[Start RECORDS FOR THIS EXERCISE]
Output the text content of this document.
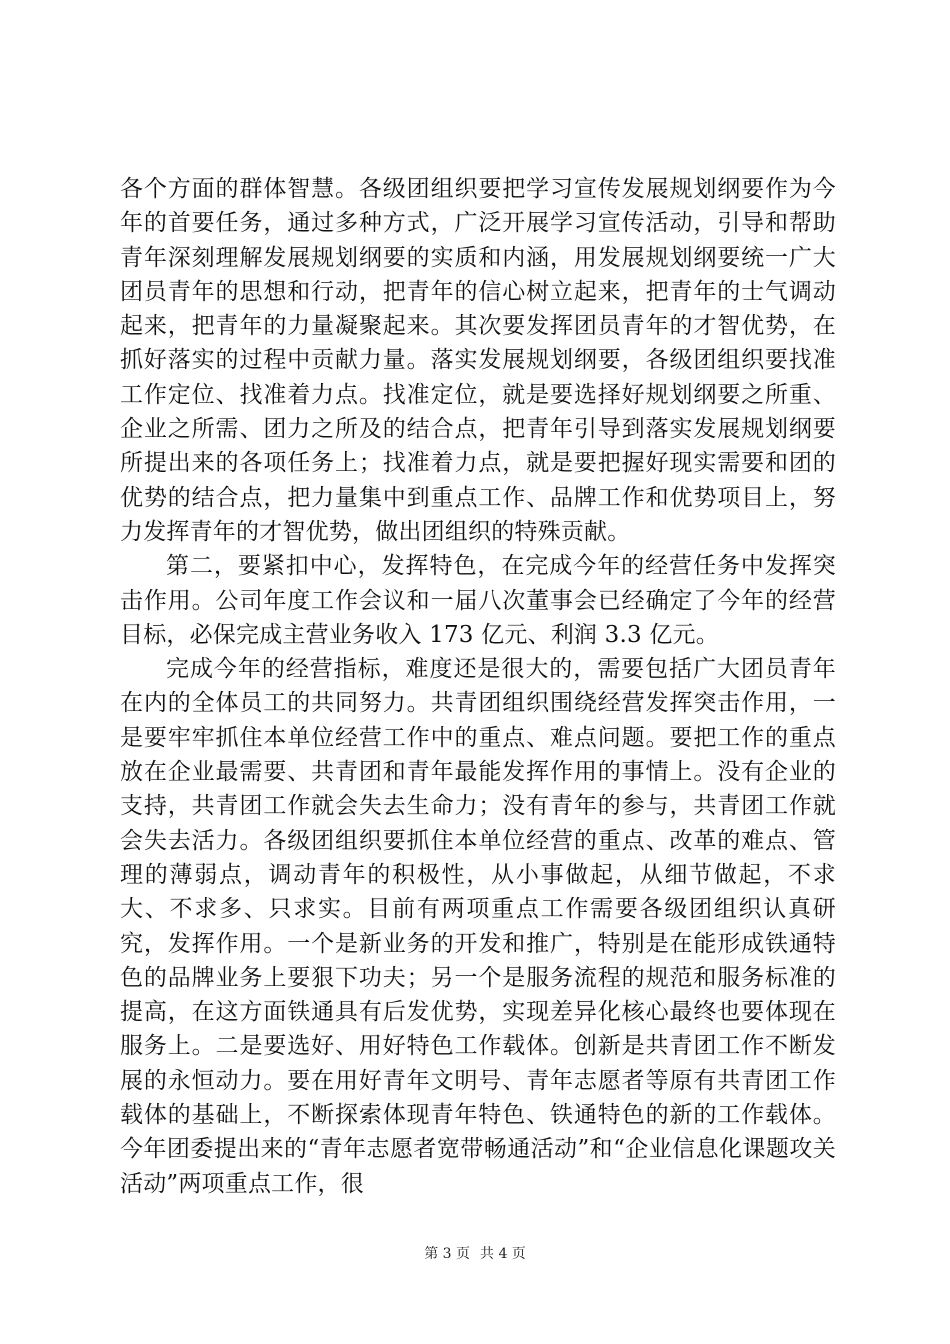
各个方面的群体智慧。各级团组织要把学习宣传发展规划纲要作为今年的首要任务，通过多种方式，广泛开展学习宣传活动，引导和帮助青年深刻理解发展规划纲要的实质和内涵，用发展规划纲要统一广大团员青年的思想和行动，把青年的信心树立起来，把青年的士气调动起来，把青年的力量凝聚起来。其次要发挥团员青年的才智优势，在抓好落实的过程中贡献力量。落实发展规划纲要，各级团组织要找准工作定位、找准着力点。找准定位，就是要选择好规划纲要之所重、企业之所需、团力之所及的结合点，把青年引导到落实发展规划纲要所提出来的各项任务上；找准着力点，就是要把握好现实需要和团的优势的结合点，把力量集中到重点工作、品牌工作和优势项目上，努力发挥青年的才智优势，做出团组织的特殊贡献。

第二，要紧扣中心，发挥特色，在完成今年的经营任务中发挥突击作用。公司年度工作会议和一届八次董事会已经确定了今年的经营目标，必保完成主营业务收入 173 亿元、利润 3.3 亿元。

完成今年的经营指标，难度还是很大的，需要包括广大团员青年在内的全体员工的共同努力。共青团组织围绕经营发挥突击作用，一是要牢牢抓住本单位经营工作中的重点、难点问题。要把工作的重点放在企业最需要、共青团和青年最能发挥作用的事情上。没有企业的支持，共青团工作就会失去生命力；没有青年的参与，共青团工作就会失去活力。各级团组织要抓住本单位经营的重点、改革的难点、管理的薄弱点，调动青年的积极性，从小事做起，从细节做起，不求大、不求多、只求实。目前有两项重点工作需要各级团组织认真研究，发挥作用。一个是新业务的开发和推广，特别是在能形成铁通特色的品牌业务上要狠下功夫；另一个是服务流程的规范和服务标准的提高，在这方面铁通具有后发优势，实现差异化核心最终也要体现在服务上。二是要选好、用好特色工作载体。创新是共青团工作不断发展的永恒动力。要在用好青年文明号、青年志愿者等原有共青团工作载体的基础上，不断探索体现青年特色、铁通特色的新的工作载体。今年团委提出来的“青年志愿者宽带畅通活动”和“企业信息化课题攻关活动”两项重点工作，很

第 3 页 共 4 页
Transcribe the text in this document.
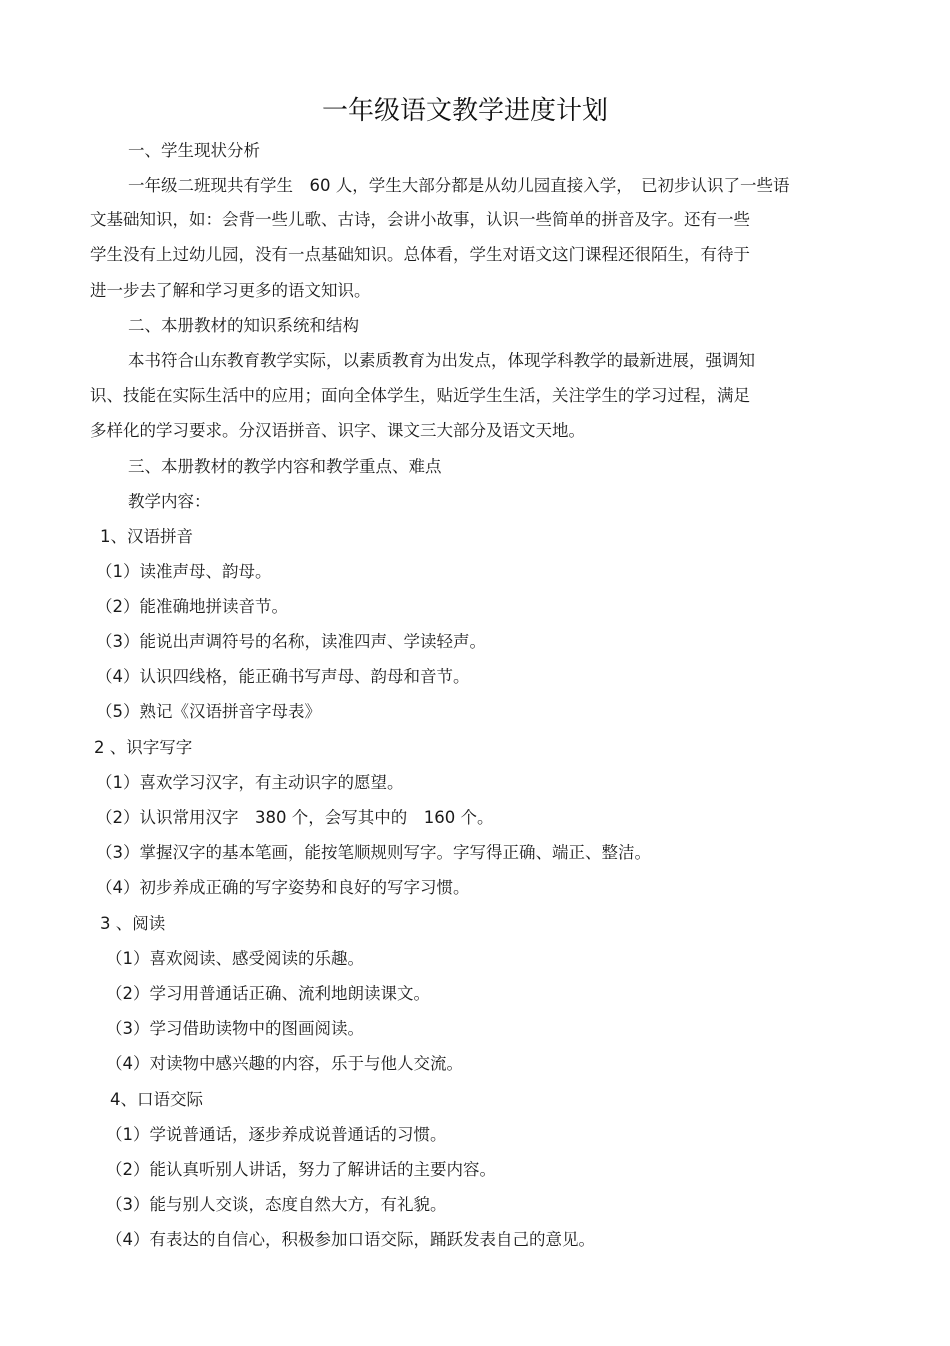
一年级语文教学进度计划
一、学生现状分析
一年级二班现共有学生　60 人，学生大部分都是从幼儿园直接入学，　已初步认识了一些语
文基础知识，如：会背一些儿歌、古诗，会讲小故事，认识一些简单的拼音及字。还有一些
学生没有上过幼儿园，没有一点基础知识。总体看，学生对语文这门课程还很陌生，有待于
进一步去了解和学习更多的语文知识。
二、本册教材的知识系统和结构
本书符合山东教育教学实际，以素质教育为出发点，体现学科教学的最新进展，强调知
识、技能在实际生活中的应用；面向全体学生，贴近学生生活，关注学生的学习过程，满足
多样化的学习要求。分汉语拼音、识字、课文三大部分及语文天地。
三、本册教材的教学内容和教学重点、难点
教学内容：
1、汉语拼音
（1）读准声母、韵母。
（2）能准确地拼读音节。
（3）能说出声调符号的名称，读准四声、学读轻声。
（4）认识四线格，能正确书写声母、韵母和音节。
（5）熟记《汉语拼音字母表》
2 、识字写字
（1）喜欢学习汉字，有主动识字的愿望。
（2）认识常用汉字　380 个，会写其中的　160 个。
（3）掌握汉字的基本笔画，能按笔顺规则写字。字写得正确、端正、整洁。
（4）初步养成正确的写字姿势和良好的写字习惯。
3 、阅读
（1）喜欢阅读、感受阅读的乐趣。
（2）学习用普通话正确、流利地朗读课文。
（3）学习借助读物中的图画阅读。
（4）对读物中感兴趣的内容，乐于与他人交流。
4、口语交际
（1）学说普通话，逐步养成说普通话的习惯。
（2）能认真听别人讲话，努力了解讲话的主要内容。
（3）能与别人交谈，态度自然大方，有礼貌。
（4）有表达的自信心，积极参加口语交际，踊跃发表自己的意见。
[End RECORDS FOR THIS EXERCISE]
Will you set down the records word for word while leaving out every picture?

■ COMPLETE OUTPUT ■
Output the text content of this document.
各个方面的群体智慧。各级团组织要把学习宣传发展规划纲要作为今年的首要任务，通过多种方式，广泛开展学习宣传活动，引导和帮助青年深刻理解发展规划纲要的实质和内涵，用发展规划纲要统一广大团员青年的思想和行动，把青年的信心树立起来，把青年的士气调动起来，把青年的力量凝聚起来。其次要发挥团员青年的才智优势，在抓好落实的过程中贡献力量。落实发展规划纲要，各级团组织要找准工作定位、找准着力点。找准定位，就是要选择好规划纲要之所重、企业之所需、团力之所及的结合点，把青年引导到落实发展规划纲要所提出来的各项任务上；找准着力点，就是要把握好现实需要和团的优势的结合点，把力量集中到重点工作、品牌工作和优势项目上，努力发挥青年的才智优势，做出团组织的特殊贡献。

第二，要紧扣中心，发挥特色，在完成今年的经营任务中发挥突击作用。公司年度工作会议和一届八次董事会已经确定了今年的经营目标，必保完成主营业务收入 173 亿元、利润 3.3 亿元。

完成今年的经营指标，难度还是很大的，需要包括广大团员青年在内的全体员工的共同努力。共青团组织围绕经营发挥突击作用，一是要牢牢抓住本单位经营工作中的重点、难点问题。要把工作的重点放在企业最需要、共青团和青年最能发挥作用的事情上。没有企业的支持，共青团工作就会失去生命力；没有青年的参与，共青团工作就会失去活力。各级团组织要抓住本单位经营的重点、改革的难点、管理的薄弱点，调动青年的积极性，从小事做起，从细节做起，不求大、不求多、只求实。目前有两项重点工作需要各级团组织认真研究，发挥作用。一个是新业务的开发和推广，特别是在能形成铁通特色的品牌业务上要狠下功夫；另一个是服务流程的规范和服务标准的提高，在这方面铁通具有后发优势，实现差异化核心最终也要体现在服务上。二是要选好、用好特色工作载体。创新是共青团工作不断发展的永恒动力。要在用好青年文明号、青年志愿者等原有共青团工作载体的基础上，不断探索体现青年特色、铁通特色的新的工作载体。今年团委提出来的“青年志愿者宽带畅通活动”和“企业信息化课题攻关活动”两项重点工作，很

第 3 页 共 4 页
Transcribe the text in this document.
一年级语文教学进度计划
一、学生现状分析
一年级二班现共有学生　60 人，学生大部分都是从幼儿园直接入学，　已初步认识了一些语
文基础知识，如：会背一些儿歌、古诗，会讲小故事，认识一些简单的拼音及字。还有一些
学生没有上过幼儿园，没有一点基础知识。总体看，学生对语文这门课程还很陌生，有待于
进一步去了解和学习更多的语文知识。
二、本册教材的知识系统和结构
本书符合山东教育教学实际，以素质教育为出发点，体现学科教学的最新进展，强调知
识、技能在实际生活中的应用；面向全体学生，贴近学生生活，关注学生的学习过程，满足
多样化的学习要求。分汉语拼音、识字、课文三大部分及语文天地。
三、本册教材的教学内容和教学重点、难点
教学内容：
1、汉语拼音
（1）读准声母、韵母。
（2）能准确地拼读音节。
（3）能说出声调符号的名称，读准四声、学读轻声。
（4）认识四线格，能正确书写声母、韵母和音节。
（5）熟记《汉语拼音字母表》
2 、识字写字
（1）喜欢学习汉字，有主动识字的愿望。
（2）认识常用汉字　380 个，会写其中的　160 个。
（3）掌握汉字的基本笔画，能按笔顺规则写字。字写得正确、端正、整洁。
（4）初步养成正确的写字姿势和良好的写字习惯。
3 、阅读
（1）喜欢阅读、感受阅读的乐趣。
（2）学习用普通话正确、流利地朗读课文。
（3）学习借助读物中的图画阅读。
（4）对读物中感兴趣的内容，乐于与他人交流。
4、口语交际
（1）学说普通话，逐步养成说普通话的习惯。
（2）能认真听别人讲话，努力了解讲话的主要内容。
（3）能与别人交谈，态度自然大方，有礼貌。
（4）有表达的自信心，积极参加口语交际，踊跃发表自己的意见。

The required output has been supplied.